# [Your task]
In how many lines does the string "différentes" appear? Answer with the number only.
-- start Data shown --
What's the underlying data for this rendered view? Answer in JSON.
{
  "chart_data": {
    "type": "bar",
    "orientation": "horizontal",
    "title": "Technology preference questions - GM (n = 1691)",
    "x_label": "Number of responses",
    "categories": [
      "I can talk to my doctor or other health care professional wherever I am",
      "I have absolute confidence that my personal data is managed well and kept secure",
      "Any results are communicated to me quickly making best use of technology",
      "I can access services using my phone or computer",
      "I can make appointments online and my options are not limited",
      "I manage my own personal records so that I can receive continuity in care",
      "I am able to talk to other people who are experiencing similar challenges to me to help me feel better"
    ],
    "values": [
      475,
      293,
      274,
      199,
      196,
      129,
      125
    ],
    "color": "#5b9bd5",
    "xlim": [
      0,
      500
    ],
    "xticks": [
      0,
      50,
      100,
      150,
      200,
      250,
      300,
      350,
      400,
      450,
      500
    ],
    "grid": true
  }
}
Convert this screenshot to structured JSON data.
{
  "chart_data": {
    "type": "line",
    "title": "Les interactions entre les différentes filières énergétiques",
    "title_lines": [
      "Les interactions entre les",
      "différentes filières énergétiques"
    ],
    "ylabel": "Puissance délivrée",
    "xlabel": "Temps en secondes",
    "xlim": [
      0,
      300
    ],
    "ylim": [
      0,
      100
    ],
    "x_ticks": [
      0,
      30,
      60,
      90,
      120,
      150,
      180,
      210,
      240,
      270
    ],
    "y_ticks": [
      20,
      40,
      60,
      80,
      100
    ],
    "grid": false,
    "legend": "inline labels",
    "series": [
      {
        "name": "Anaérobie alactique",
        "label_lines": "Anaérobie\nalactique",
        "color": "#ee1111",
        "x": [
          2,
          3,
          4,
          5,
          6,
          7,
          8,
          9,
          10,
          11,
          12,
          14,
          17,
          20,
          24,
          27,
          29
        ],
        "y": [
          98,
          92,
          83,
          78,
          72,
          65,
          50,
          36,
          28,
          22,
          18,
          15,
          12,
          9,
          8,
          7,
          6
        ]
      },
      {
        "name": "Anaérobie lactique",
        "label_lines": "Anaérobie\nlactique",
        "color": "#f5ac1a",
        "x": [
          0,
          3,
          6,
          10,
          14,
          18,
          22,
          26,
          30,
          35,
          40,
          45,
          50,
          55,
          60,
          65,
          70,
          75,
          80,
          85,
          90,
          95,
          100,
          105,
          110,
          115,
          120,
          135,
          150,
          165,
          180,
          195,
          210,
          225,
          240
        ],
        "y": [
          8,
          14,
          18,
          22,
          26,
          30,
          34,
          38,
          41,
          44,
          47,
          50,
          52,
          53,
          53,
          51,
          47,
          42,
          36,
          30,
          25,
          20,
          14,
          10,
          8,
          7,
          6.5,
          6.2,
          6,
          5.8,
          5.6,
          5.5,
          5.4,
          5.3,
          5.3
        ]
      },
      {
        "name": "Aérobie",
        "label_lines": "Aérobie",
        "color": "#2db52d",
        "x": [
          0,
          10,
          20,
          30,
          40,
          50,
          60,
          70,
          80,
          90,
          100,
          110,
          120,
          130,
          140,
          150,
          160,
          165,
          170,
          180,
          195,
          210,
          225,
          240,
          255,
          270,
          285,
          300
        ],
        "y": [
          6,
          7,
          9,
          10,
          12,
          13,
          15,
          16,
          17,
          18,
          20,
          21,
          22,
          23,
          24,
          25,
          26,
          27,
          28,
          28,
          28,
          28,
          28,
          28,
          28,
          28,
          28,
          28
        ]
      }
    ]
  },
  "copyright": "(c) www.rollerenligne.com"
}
-- end Data shown --
-- start Data shown --
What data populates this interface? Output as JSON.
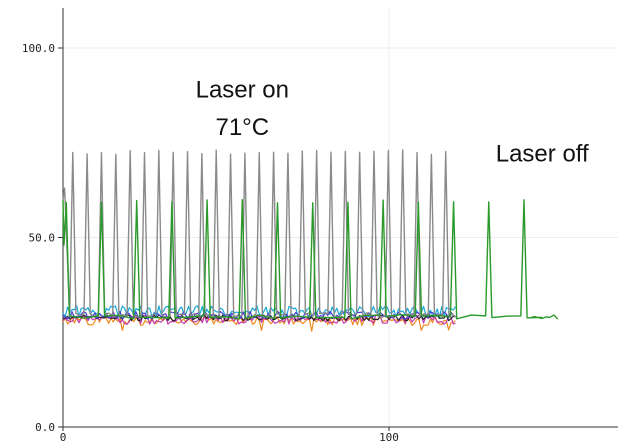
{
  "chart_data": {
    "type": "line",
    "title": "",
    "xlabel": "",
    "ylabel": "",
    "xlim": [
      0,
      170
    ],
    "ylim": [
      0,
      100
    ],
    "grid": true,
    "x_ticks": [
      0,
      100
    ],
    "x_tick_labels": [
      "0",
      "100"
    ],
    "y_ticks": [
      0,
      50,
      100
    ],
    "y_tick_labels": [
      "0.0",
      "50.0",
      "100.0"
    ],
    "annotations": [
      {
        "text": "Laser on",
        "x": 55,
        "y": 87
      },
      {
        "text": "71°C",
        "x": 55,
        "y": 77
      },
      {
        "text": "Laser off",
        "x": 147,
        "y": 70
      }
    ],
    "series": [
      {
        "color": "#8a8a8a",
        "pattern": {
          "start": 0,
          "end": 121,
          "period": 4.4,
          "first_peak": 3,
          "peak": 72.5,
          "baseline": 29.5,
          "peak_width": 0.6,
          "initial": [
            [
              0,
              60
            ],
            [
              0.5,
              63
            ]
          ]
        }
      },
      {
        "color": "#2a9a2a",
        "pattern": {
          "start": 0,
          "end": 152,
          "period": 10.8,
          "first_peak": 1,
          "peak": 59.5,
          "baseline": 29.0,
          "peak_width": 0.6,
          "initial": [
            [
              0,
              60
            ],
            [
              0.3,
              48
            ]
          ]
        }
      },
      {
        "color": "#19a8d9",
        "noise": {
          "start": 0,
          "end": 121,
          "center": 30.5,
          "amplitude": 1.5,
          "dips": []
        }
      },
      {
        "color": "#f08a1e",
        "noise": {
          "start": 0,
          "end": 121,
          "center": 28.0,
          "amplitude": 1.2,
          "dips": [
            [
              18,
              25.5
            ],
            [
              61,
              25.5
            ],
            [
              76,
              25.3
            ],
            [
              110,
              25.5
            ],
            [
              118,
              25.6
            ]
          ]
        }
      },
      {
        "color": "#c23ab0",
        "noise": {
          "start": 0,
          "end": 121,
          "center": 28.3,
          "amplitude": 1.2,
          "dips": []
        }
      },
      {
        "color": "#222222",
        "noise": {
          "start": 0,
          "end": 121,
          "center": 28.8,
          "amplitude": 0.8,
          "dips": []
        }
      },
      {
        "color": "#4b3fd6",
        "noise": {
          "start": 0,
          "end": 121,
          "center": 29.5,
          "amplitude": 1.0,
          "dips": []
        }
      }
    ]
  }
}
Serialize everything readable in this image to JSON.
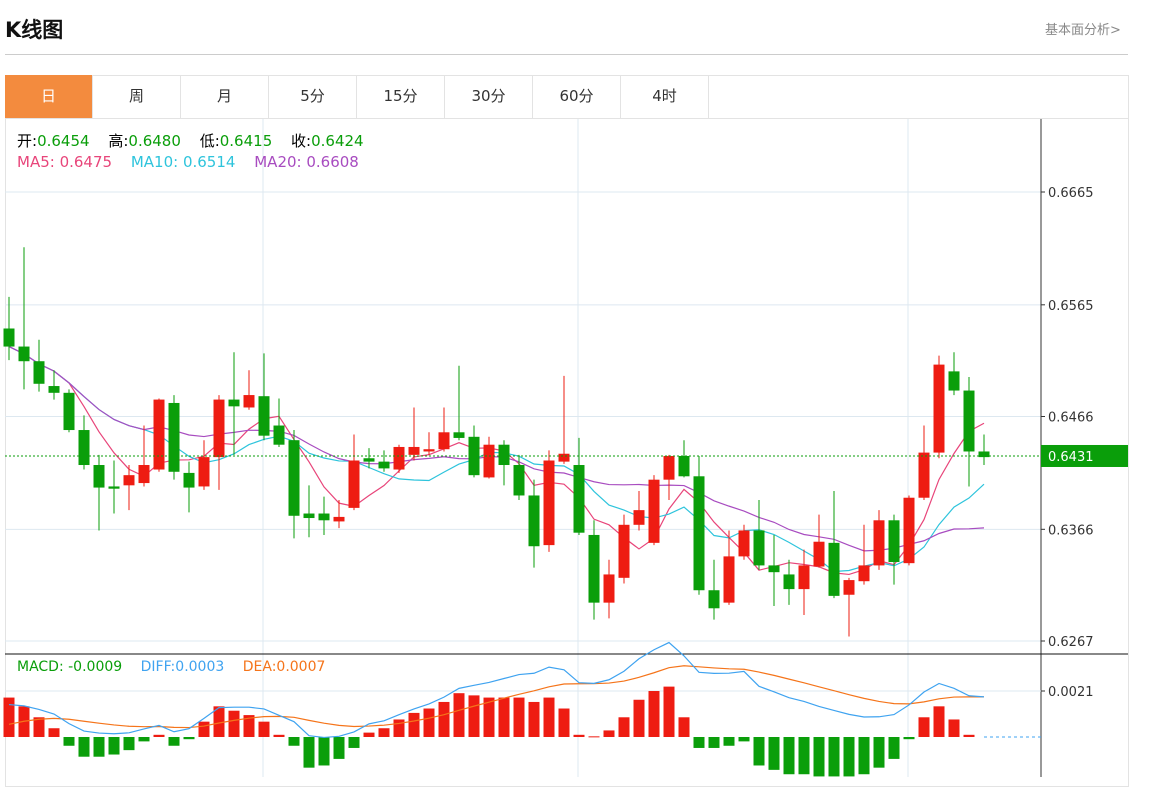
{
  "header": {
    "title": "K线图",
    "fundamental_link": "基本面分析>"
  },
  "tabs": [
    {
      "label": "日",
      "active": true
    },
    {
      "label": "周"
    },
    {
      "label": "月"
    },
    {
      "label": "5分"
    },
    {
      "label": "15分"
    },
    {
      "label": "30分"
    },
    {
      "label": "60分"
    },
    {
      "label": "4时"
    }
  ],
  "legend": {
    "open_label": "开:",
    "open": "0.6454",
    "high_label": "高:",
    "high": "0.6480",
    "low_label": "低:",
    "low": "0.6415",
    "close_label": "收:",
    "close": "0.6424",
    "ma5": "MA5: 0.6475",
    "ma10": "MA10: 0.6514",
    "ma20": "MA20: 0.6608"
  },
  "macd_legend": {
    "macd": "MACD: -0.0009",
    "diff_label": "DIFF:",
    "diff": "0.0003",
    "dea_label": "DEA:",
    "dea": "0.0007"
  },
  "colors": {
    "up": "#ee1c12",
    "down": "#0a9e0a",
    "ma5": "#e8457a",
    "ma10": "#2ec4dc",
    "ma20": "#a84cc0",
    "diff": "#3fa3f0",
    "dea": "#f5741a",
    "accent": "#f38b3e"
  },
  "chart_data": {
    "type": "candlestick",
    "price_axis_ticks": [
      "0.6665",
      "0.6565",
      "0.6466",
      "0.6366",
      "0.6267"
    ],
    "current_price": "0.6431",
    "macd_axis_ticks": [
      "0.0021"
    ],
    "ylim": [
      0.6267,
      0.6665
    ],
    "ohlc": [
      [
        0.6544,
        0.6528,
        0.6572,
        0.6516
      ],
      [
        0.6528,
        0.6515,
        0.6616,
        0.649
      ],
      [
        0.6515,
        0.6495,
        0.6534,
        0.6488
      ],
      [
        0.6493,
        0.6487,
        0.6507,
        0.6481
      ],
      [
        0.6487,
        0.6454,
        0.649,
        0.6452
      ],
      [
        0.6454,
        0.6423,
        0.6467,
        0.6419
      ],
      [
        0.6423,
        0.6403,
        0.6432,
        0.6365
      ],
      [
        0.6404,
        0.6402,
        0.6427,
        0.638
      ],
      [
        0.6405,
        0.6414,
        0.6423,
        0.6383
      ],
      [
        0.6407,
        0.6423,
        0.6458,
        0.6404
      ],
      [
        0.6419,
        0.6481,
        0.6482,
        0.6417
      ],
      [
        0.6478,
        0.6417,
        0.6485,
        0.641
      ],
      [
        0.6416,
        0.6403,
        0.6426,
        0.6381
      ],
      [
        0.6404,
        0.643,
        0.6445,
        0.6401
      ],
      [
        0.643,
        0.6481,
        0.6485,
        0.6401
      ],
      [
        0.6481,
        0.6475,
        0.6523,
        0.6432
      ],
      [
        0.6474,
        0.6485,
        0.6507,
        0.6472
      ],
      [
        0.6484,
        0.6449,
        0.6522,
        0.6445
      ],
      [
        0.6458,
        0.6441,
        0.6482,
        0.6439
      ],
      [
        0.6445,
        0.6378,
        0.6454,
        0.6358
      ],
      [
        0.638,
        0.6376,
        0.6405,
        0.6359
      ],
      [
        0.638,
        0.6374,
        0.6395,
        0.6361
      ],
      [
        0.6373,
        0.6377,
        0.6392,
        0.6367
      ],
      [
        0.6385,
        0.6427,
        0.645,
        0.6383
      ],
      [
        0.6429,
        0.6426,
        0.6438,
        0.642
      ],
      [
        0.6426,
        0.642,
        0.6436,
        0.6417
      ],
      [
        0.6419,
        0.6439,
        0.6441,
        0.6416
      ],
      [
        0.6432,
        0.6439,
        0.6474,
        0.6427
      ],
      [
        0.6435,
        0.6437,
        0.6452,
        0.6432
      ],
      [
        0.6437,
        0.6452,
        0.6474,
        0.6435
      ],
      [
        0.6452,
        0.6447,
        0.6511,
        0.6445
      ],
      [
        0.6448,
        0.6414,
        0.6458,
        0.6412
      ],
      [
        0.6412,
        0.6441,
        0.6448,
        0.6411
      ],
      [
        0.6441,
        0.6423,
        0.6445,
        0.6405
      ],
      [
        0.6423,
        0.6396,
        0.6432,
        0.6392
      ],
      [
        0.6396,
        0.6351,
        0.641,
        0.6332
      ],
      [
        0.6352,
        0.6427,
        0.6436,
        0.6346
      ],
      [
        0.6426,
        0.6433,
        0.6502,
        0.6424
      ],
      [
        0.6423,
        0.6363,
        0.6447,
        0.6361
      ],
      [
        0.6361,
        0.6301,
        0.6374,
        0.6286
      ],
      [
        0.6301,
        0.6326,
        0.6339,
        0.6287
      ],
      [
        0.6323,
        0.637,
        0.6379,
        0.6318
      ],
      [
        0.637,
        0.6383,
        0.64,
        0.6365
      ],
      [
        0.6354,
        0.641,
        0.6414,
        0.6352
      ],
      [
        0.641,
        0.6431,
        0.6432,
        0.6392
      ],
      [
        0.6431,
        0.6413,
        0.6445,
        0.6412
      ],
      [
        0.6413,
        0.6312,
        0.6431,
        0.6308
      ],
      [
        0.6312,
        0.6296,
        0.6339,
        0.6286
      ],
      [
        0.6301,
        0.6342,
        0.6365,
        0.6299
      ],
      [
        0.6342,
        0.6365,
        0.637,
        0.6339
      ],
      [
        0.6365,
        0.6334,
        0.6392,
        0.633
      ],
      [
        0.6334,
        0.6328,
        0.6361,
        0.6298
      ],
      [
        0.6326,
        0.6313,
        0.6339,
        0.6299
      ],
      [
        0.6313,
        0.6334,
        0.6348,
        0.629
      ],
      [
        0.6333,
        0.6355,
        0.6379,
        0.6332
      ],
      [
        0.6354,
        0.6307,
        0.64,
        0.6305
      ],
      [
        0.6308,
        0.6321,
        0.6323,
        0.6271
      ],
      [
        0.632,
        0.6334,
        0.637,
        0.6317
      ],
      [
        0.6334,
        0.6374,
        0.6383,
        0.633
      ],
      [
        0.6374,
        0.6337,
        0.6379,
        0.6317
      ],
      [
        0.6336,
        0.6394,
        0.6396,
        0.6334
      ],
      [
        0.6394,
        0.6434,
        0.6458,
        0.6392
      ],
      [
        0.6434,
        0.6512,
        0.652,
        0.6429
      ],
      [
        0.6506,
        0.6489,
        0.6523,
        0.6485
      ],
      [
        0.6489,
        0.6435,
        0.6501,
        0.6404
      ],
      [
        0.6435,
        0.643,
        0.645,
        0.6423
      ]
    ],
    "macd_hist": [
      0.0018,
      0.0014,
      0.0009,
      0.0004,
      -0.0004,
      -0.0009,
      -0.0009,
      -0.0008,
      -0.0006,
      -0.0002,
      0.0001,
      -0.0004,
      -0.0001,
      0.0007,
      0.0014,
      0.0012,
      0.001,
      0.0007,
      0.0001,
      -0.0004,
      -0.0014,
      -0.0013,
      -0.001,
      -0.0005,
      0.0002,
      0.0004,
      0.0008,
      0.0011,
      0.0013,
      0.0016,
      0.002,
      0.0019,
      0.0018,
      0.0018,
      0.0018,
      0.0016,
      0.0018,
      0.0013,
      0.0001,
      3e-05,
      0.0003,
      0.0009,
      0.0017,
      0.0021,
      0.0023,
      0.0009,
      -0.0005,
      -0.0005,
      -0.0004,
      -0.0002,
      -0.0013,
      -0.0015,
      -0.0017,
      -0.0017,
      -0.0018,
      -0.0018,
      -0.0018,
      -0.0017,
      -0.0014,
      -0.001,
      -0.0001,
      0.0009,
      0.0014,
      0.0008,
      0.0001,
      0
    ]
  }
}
-- end Data shown --
-- start Data shown --
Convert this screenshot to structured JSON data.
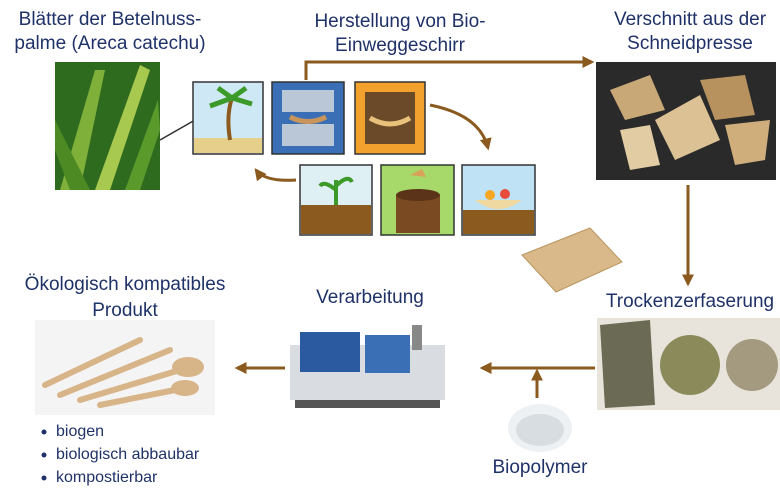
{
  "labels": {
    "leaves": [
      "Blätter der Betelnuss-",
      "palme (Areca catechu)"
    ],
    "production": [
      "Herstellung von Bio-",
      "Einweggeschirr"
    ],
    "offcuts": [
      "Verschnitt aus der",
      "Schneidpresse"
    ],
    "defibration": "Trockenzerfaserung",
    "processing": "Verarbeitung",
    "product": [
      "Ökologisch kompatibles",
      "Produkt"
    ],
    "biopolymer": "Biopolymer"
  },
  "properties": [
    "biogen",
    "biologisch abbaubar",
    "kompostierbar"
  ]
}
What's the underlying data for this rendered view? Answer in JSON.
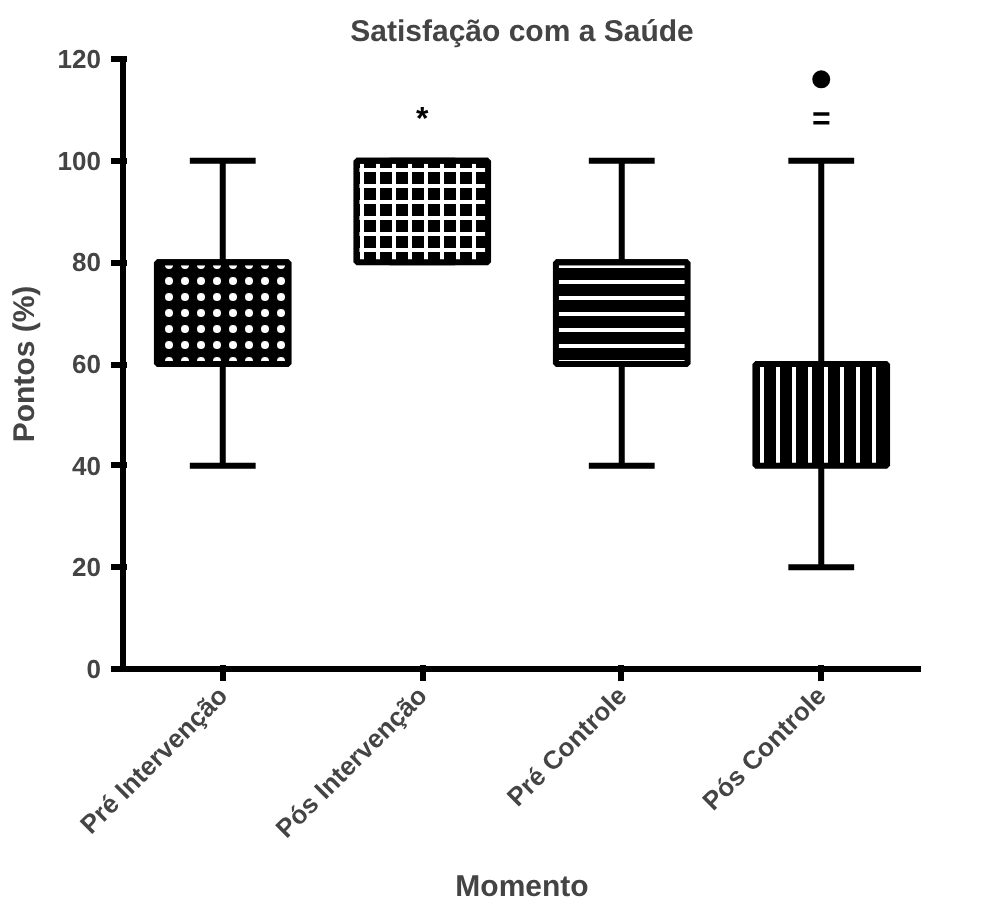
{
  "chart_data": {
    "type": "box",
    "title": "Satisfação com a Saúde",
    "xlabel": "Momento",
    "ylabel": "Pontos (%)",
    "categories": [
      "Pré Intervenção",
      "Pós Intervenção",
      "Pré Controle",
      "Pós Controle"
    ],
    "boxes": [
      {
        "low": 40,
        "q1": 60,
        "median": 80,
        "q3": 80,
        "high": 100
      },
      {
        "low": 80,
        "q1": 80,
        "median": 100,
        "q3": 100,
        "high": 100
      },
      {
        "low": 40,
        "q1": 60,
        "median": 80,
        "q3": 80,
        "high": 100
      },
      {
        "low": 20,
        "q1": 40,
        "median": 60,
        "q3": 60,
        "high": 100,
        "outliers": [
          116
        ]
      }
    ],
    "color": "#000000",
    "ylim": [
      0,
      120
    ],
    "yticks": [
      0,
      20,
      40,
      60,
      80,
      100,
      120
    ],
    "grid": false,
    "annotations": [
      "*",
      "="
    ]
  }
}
-- end Data shown --
# [Written answer]
2